● **Consigne a**
Transcrivez mot pour mot le passage du texte sur les cheveux en 3D en commençant par « J’avais remarqué qu’en » et en allant jusqu’à « cinématiques de Blizzard. ».

J’avais remarqué qu’en 3D, les cheveux ne sont pas souvent longs et lâchés : dans Toy story, la petite soeur de Sid a une coupe rigide qui ne touche pas les épaules; idem pour Final Fantasy (avec cependant un rendu des plus somptueux); dans Shrek, une bonne vieille natte dans le dos de la princesse (collision minimum). Le seul exemple réussi est à mon sens celui des cinématiques de Blizzard.

Tout le problème réside dans les collisions des pointes des éléments cheveux-épaules-visage avec Simcloth (Chaosgroup, codeur : Vladimir Koylazov), qui soit dit en passant est encore aujourd’hui au prix incroyable de zéro euro. J’ai donc modélisé 20 https://medias.3dvf.com/publish/kaena/bandelettes de tissu réparties sur le crâne de Kaena qui servent de reférence à shag-hair par l’intermédiaire d’un petit plugin : mesh-to-splines (gratuit lui aussi). Bien sûr, cette méthode ne marche pas à tout les coups; il y a eu pas mal de corrections « au plan » à cause de chocs trop violents avec le mesh ou sur postures complexes du personnage.

● **Consigne b**
Dans la liste, réécrivez uniquement les lignes allant de celle qui contient « scroll-track[interactable]: III: [22, 421, 506, 434] » jusqu’à celle qui contient « order-cell[interactable]: [152, 548, 233, 564] », ces deux lignes comprises. Remplacez-y « i-address-cell » par « input-address-cell » sans rien modifier d’autre.

● **Entrées de liste**

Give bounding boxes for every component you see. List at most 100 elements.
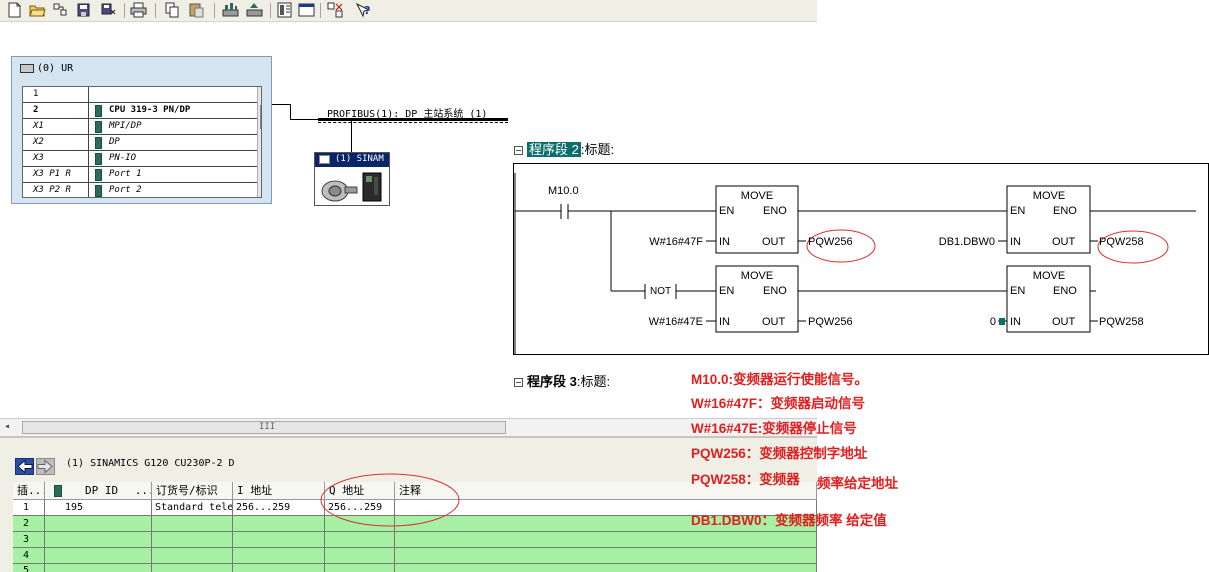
scroll-track[interactable]: III: [22, 421, 506, 434]
dpid-cell[interactable]: [45, 548, 152, 564]
i-address-cell[interactable]: [233, 532, 325, 548]
print-icon[interactable]: [130, 2, 147, 18]
move-1-en: EN: [719, 205, 734, 217]
move-3-eno: ENO: [763, 285, 787, 297]
rack-row[interactable]: X1 MPI/DP: [23, 119, 261, 135]
i-address-cell[interactable]: 256...259: [233, 500, 325, 516]
order-cell[interactable]: [152, 548, 233, 564]
forward-arrow-icon[interactable]: [36, 458, 55, 475]
column-header-order-number[interactable]: 订货号/标识: [152, 482, 233, 500]
rack-module-label: Port 1: [109, 169, 142, 179]
q-address-highlight: [320, 473, 460, 527]
collapse-icon[interactable]: [514, 146, 523, 155]
rack-icon: [20, 63, 34, 73]
move-2-out-operand[interactable]: PQW258: [1099, 236, 1144, 248]
module-icon: [95, 153, 102, 165]
move-3-in-operand[interactable]: W#16#47E: [649, 316, 703, 328]
rack-row[interactable]: 2 CPU 319-3 PN/DP: [23, 103, 261, 119]
download-icon[interactable]: [222, 2, 239, 18]
slot-cell[interactable]: 1: [13, 500, 45, 516]
slot-cell[interactable]: 2: [13, 516, 45, 532]
rack-row[interactable]: X2 DP: [23, 135, 261, 151]
q-address-cell[interactable]: [325, 532, 395, 548]
order-cell[interactable]: [152, 564, 233, 572]
network-icon[interactable]: [298, 2, 315, 18]
bus-connector: [272, 104, 290, 105]
catalog-icon[interactable]: [276, 2, 293, 18]
move-3-out: OUT: [762, 316, 786, 328]
note-w47e: W#16#47E:变频器停止信号: [691, 421, 857, 436]
comment-cell[interactable]: [395, 564, 817, 572]
dpid-cell[interactable]: [45, 516, 152, 532]
comment-cell[interactable]: [395, 548, 817, 564]
upload-icon[interactable]: [246, 2, 263, 18]
rack-row[interactable]: 1: [23, 87, 261, 103]
rack-slot: X3 P2 R: [23, 183, 89, 197]
network-3-number: 3: [569, 374, 577, 389]
slot-cell[interactable]: 3: [13, 532, 45, 548]
network-2-header[interactable]: 程序段 2:标题:: [514, 139, 614, 158]
module-icon: [54, 485, 62, 497]
rack-row[interactable]: X3 P2 R Port 2: [23, 183, 261, 197]
paste-icon[interactable]: [188, 2, 205, 18]
move-4-out-operand[interactable]: PQW258: [1099, 316, 1144, 328]
dpid-cell[interactable]: 195: [45, 500, 152, 516]
contact-m10-label[interactable]: M10.0: [548, 185, 579, 197]
dpid-cell[interactable]: [45, 564, 152, 572]
device-drop-line: [351, 121, 352, 153]
dpid-cell[interactable]: [45, 532, 152, 548]
move-4-in-operand[interactable]: 0: [990, 316, 996, 328]
column-header-slot[interactable]: 插...: [13, 482, 45, 500]
move-1-eno: ENO: [763, 205, 787, 217]
open-icon[interactable]: [29, 2, 46, 18]
copy-icon[interactable]: [164, 2, 181, 18]
help-icon[interactable]: ?: [355, 2, 372, 18]
rack-window[interactable]: (0) UR 1 2 CPU 319-3 PN/DP X1 MPI/DP X2 …: [11, 56, 272, 204]
properties-icon[interactable]: [327, 2, 344, 18]
i-address-cell[interactable]: [233, 516, 325, 532]
network-3-header[interactable]: 程序段 3:标题:: [514, 371, 610, 390]
network-3-title: :标题:: [576, 374, 611, 389]
rack-scroll-thumb[interactable]: [260, 105, 261, 129]
network-2-title: :标题:: [580, 142, 615, 157]
save-icon[interactable]: [75, 2, 92, 18]
i-address-cell[interactable]: [233, 564, 325, 572]
rack-row[interactable]: X3 P1 R Port 1: [23, 167, 261, 183]
profibus-line[interactable]: [318, 118, 508, 121]
back-arrow-icon[interactable]: [15, 458, 34, 475]
slot-cell[interactable]: 4: [13, 548, 45, 564]
rack-module: PN-IO: [91, 151, 261, 167]
sinamics-device[interactable]: (1) SINAM: [314, 152, 390, 206]
rack-row[interactable]: X3 PN-IO: [23, 151, 261, 167]
i-address-cell[interactable]: [233, 548, 325, 564]
rack-scrollbar[interactable]: [257, 87, 261, 197]
slot-cell[interactable]: 5: [13, 564, 45, 572]
q-address-cell[interactable]: [325, 564, 395, 572]
order-cell[interactable]: [152, 532, 233, 548]
q-address-cell[interactable]: [325, 548, 395, 564]
new-icon[interactable]: [6, 2, 23, 18]
svg-text:?: ?: [364, 4, 370, 17]
rack-module: DP: [91, 135, 261, 151]
column-header-i-address[interactable]: I 地址: [233, 482, 325, 500]
scroll-left-icon[interactable]: ◂: [4, 421, 10, 432]
comment-cell[interactable]: [395, 532, 817, 548]
move-4-in: IN: [1010, 316, 1021, 328]
move-1-out-operand[interactable]: PQW256: [808, 236, 853, 248]
save-compile-icon[interactable]: [100, 2, 117, 18]
open-online-icon[interactable]: [52, 2, 69, 18]
ladder-diagram[interactable]: M10.0 NOT MOVE EN ENO IN OUT W#16#47F PQ…: [513, 163, 1209, 358]
not-contact-label[interactable]: NOT: [650, 286, 671, 297]
move-2-in-operand[interactable]: DB1.DBW0: [939, 236, 995, 248]
move-1-out: OUT: [762, 236, 786, 248]
move-1-in-operand[interactable]: W#16#47F: [649, 236, 703, 248]
rack-module-label: DP: [109, 137, 120, 147]
rack-slot: X3 P1 R: [23, 167, 89, 183]
note-pqw258: PQW258：变频器: [691, 472, 800, 487]
collapse-icon[interactable]: [514, 378, 523, 387]
move-3-out-operand[interactable]: PQW256: [808, 316, 853, 328]
order-cell[interactable]: [152, 516, 233, 532]
note-pqw256: PQW256：变频器控制字地址: [691, 446, 868, 461]
order-cell[interactable]: Standard tele: [152, 500, 233, 516]
scroll-grip[interactable]: III: [259, 422, 275, 432]
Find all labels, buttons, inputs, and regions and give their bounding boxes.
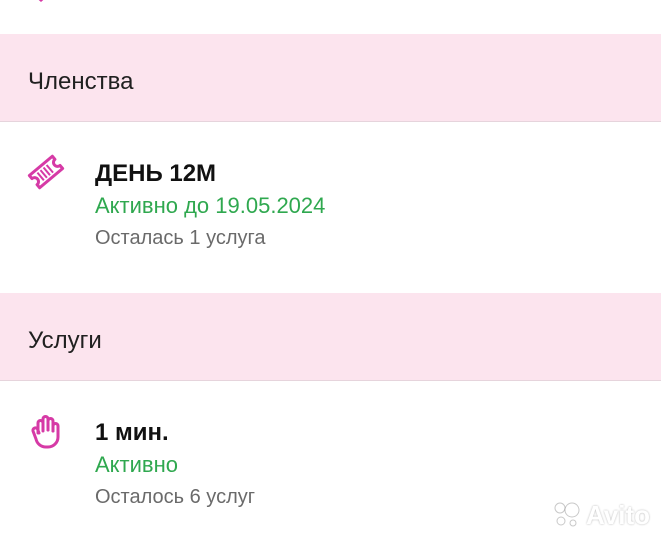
watermark-text: Avito [586, 500, 651, 530]
section-header-memberships: Членства [0, 34, 661, 122]
avito-watermark: Avito [552, 498, 656, 532]
hand-icon [31, 415, 60, 449]
avito-logo-icon [554, 502, 580, 527]
section-header-services: Услуги [0, 293, 661, 381]
service-remaining: Осталось 6 услуг [95, 486, 256, 508]
service-title: 1 мин. [95, 419, 169, 446]
section-title: Членства [28, 68, 134, 95]
ticket-icon [27, 154, 65, 190]
top-strip [0, 0, 661, 34]
membership-status: Активно до 19.05.2024 [95, 193, 326, 218]
membership-title: ДЕНЬ 12М [95, 160, 217, 187]
section-title: Услуги [28, 327, 102, 354]
app-screen: Членства ДЕНЬ 12М Активно до 19.05.2024 … [0, 0, 661, 540]
service-status: Активно [95, 452, 178, 477]
membership-list-item[interactable]: ДЕНЬ 12М Активно до 19.05.2024 Осталась … [0, 122, 661, 259]
partial-icon [38, 0, 44, 2]
membership-remaining: Осталась 1 услуга [95, 227, 266, 249]
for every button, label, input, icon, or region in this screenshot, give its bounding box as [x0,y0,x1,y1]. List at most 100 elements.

● **Bonne réponse a**
J’avais remarqué qu’en 3D, les cheveux ne sont pas souvent longs et lâchés : dans Toy story, la petite soeur de Sid a une coupe rigide qui ne touche pas les épaules; idem pour Final Fantasy (avec cependant un rendu des plus somptueux); dans Shrek, une bonne vieille natte dans le dos de la princesse (collision minimum). Le seul exemple réussi est à mon sens celui des cinématiques de Blizzard.

● **Bonne réponse b**
scroll-track[interactable]: III: [22, 421, 506, 434]
dpid-cell[interactable]: [45, 548, 152, 564]
input-address-cell[interactable]: [233, 532, 325, 548]
print-icon[interactable]: [130, 2, 147, 18]
move-1-en: EN: [719, 205, 734, 217]
move-3-eno: ENO: [763, 285, 787, 297]
rack-row[interactable]: X1 MPI/DP: [23, 119, 261, 135]
input-address-cell[interactable]: 256...259: [233, 500, 325, 516]
order-cell[interactable]: [152, 548, 233, 564]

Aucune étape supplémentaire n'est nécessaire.